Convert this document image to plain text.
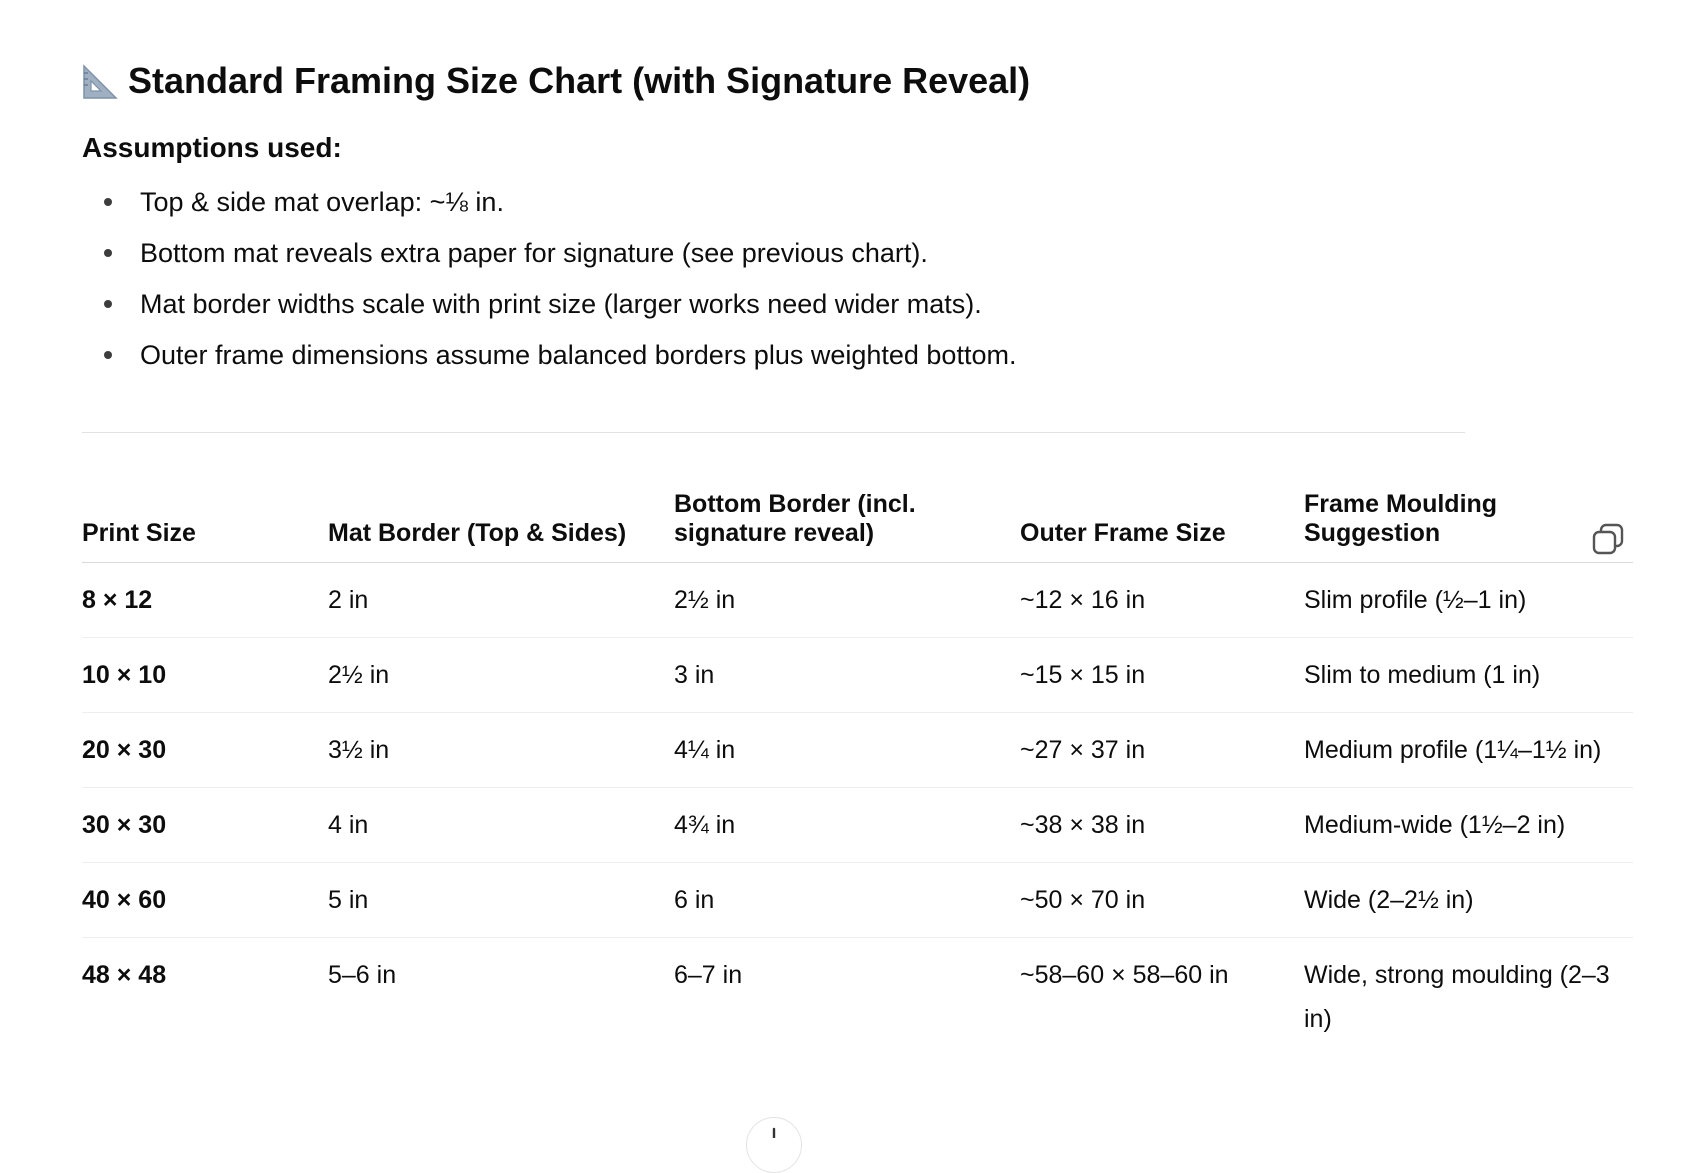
Standard Framing Size Chart (with Signature Reveal)
Assumptions used:
Top & side mat overlap: ~⅛ in.
Bottom mat reveals extra paper for signature (see previous chart).
Mat border widths scale with print size (larger works need wider mats).
Outer frame dimensions assume balanced borders plus weighted bottom.
Print Size	Mat Border (Top & Sides)	Bottom Border (incl. signature reveal)	Outer Frame Size	Frame Moulding Suggestion
8 × 12	2 in	2½ in	~12 × 16 in	Slim profile (½–1 in)
10 × 10	2½ in	3 in	~15 × 15 in	Slim to medium (1 in)
20 × 30	3½ in	4¼ in	~27 × 37 in	Medium profile (1¼–1½ in)
30 × 30	4 in	4¾ in	~38 × 38 in	Medium-wide (1½–2 in)
40 × 60	5 in	6 in	~50 × 70 in	Wide (2–2½ in)
48 × 48	5–6 in	6–7 in	~58–60 × 58–60 in	Wide, strong moulding (2–3 in)
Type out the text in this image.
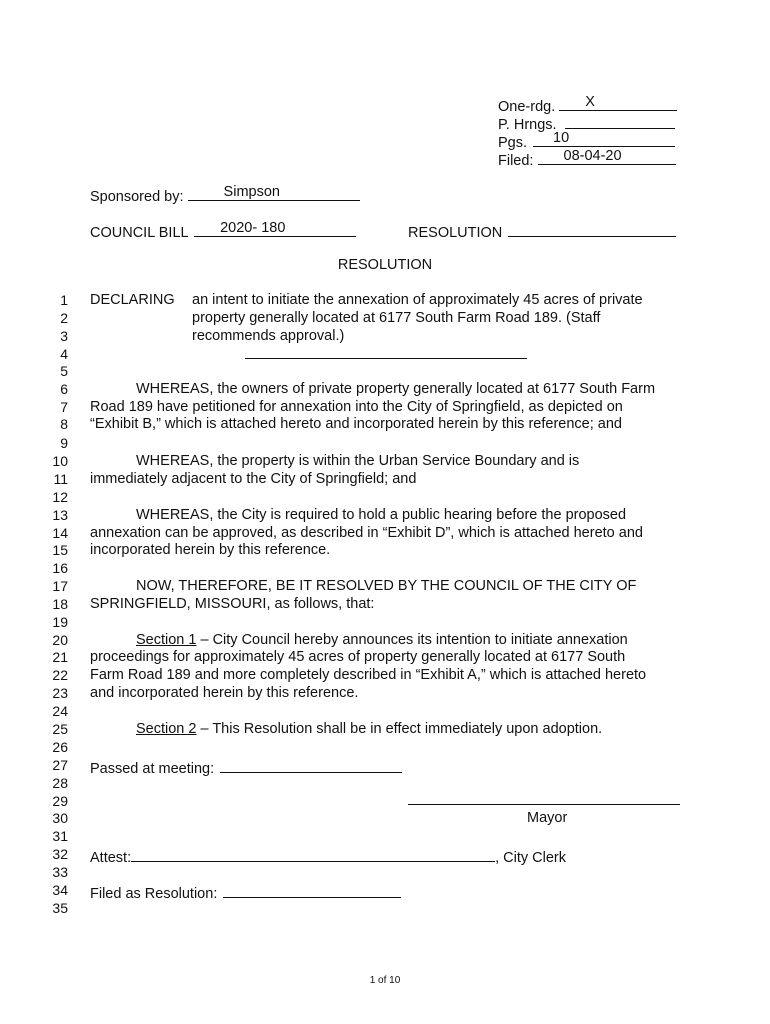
One-rdg. X
P. Hrngs.
Pgs. 10
Filed: 08-04-20
Sponsored by:	Simpson
COUNCIL BILL 2020- 180	RESOLUTION
RESOLUTION
1
2
3
4
5
6
7
8
9
10
11
12
13
14
15
16
17
18
19
20
21
22
23
24
25
26
27
28
29
30
31
32
33
34
35
DECLARING an intent to initiate the annexation of approximately 45 acres of private
property generally located at 6177 South Farm Road 189. (Staff
recommends approval.)
WHEREAS, the owners of private property generally located at 6177 South Farm
Road 189 have petitioned for annexation into the City of Springfield, as depicted on
“Exhibit B,” which is attached hereto and incorporated herein by this reference; and
WHEREAS, the property is within the Urban Service Boundary and is
immediately adjacent to the City of Springfield; and
WHEREAS, the City is required to hold a public hearing before the proposed
annexation can be approved, as described in “Exhibit D”, which is attached hereto and
incorporated herein by this reference.
NOW, THEREFORE, BE IT RESOLVED BY THE COUNCIL OF THE CITY OF
SPRINGFIELD, MISSOURI, as follows, that:
Section 1 – City Council hereby announces its intention to initiate annexation
proceedings for approximately 45 acres of property generally located at 6177 South
Farm Road 189 and more completely described in “Exhibit A,” which is attached hereto
and incorporated herein by this reference.
Section 2 – This Resolution shall be in effect immediately upon adoption.
Passed at meeting:
Mayor
Attest:	, City Clerk
Filed as Resolution:
1 of 10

——————

__WHAT TO DO__
All the material shown above is to be copied exactly, with no pictures carried over.

__RESULT FOR THIS EXERCISE__
Convert this document image to plain text.
Standard Framing Size Chart (with Signature Reveal)
Assumptions used:
Top & side mat overlap: ~⅛ in.
Bottom mat reveals extra paper for signature (see previous chart).
Mat border widths scale with print size (larger works need wider mats).
Outer frame dimensions assume balanced borders plus weighted bottom.
Print Size	Mat Border (Top & Sides)	Bottom Border (incl. signature reveal)	Outer Frame Size	Frame Moulding Suggestion
8 × 12	2 in	2½ in	~12 × 16 in	Slim profile (½–1 in)
10 × 10	2½ in	3 in	~15 × 15 in	Slim to medium (1 in)
20 × 30	3½ in	4¼ in	~27 × 37 in	Medium profile (1¼–1½ in)
30 × 30	4 in	4¾ in	~38 × 38 in	Medium-wide (1½–2 in)
40 × 60	5 in	6 in	~50 × 70 in	Wide (2–2½ in)
48 × 48	5–6 in	6–7 in	~58–60 × 58–60 in	Wide, strong moulding (2–3 in)
Type out the text in this image.
One-rdg. X
P. Hrngs.
Pgs. 10
Filed: 08-04-20
Sponsored by:	Simpson
COUNCIL BILL 2020- 180	RESOLUTION
RESOLUTION
1
2
3
4
5
6
7
8
9
10
11
12
13
14
15
16
17
18
19
20
21
22
23
24
25
26
27
28
29
30
31
32
33
34
35
DECLARING an intent to initiate the annexation of approximately 45 acres of private
property generally located at 6177 South Farm Road 189. (Staff
recommends approval.)
WHEREAS, the owners of private property generally located at 6177 South Farm
Road 189 have petitioned for annexation into the City of Springfield, as depicted on
“Exhibit B,” which is attached hereto and incorporated herein by this reference; and
WHEREAS, the property is within the Urban Service Boundary and is
immediately adjacent to the City of Springfield; and
WHEREAS, the City is required to hold a public hearing before the proposed
annexation can be approved, as described in “Exhibit D”, which is attached hereto and
incorporated herein by this reference.
NOW, THEREFORE, BE IT RESOLVED BY THE COUNCIL OF THE CITY OF
SPRINGFIELD, MISSOURI, as follows, that:
Section 1 – City Council hereby announces its intention to initiate annexation
proceedings for approximately 45 acres of property generally located at 6177 South
Farm Road 189 and more completely described in “Exhibit A,” which is attached hereto
and incorporated herein by this reference.
Section 2 – This Resolution shall be in effect immediately upon adoption.
Passed at meeting:
Mayor
Attest:	, City Clerk
Filed as Resolution:
1 of 10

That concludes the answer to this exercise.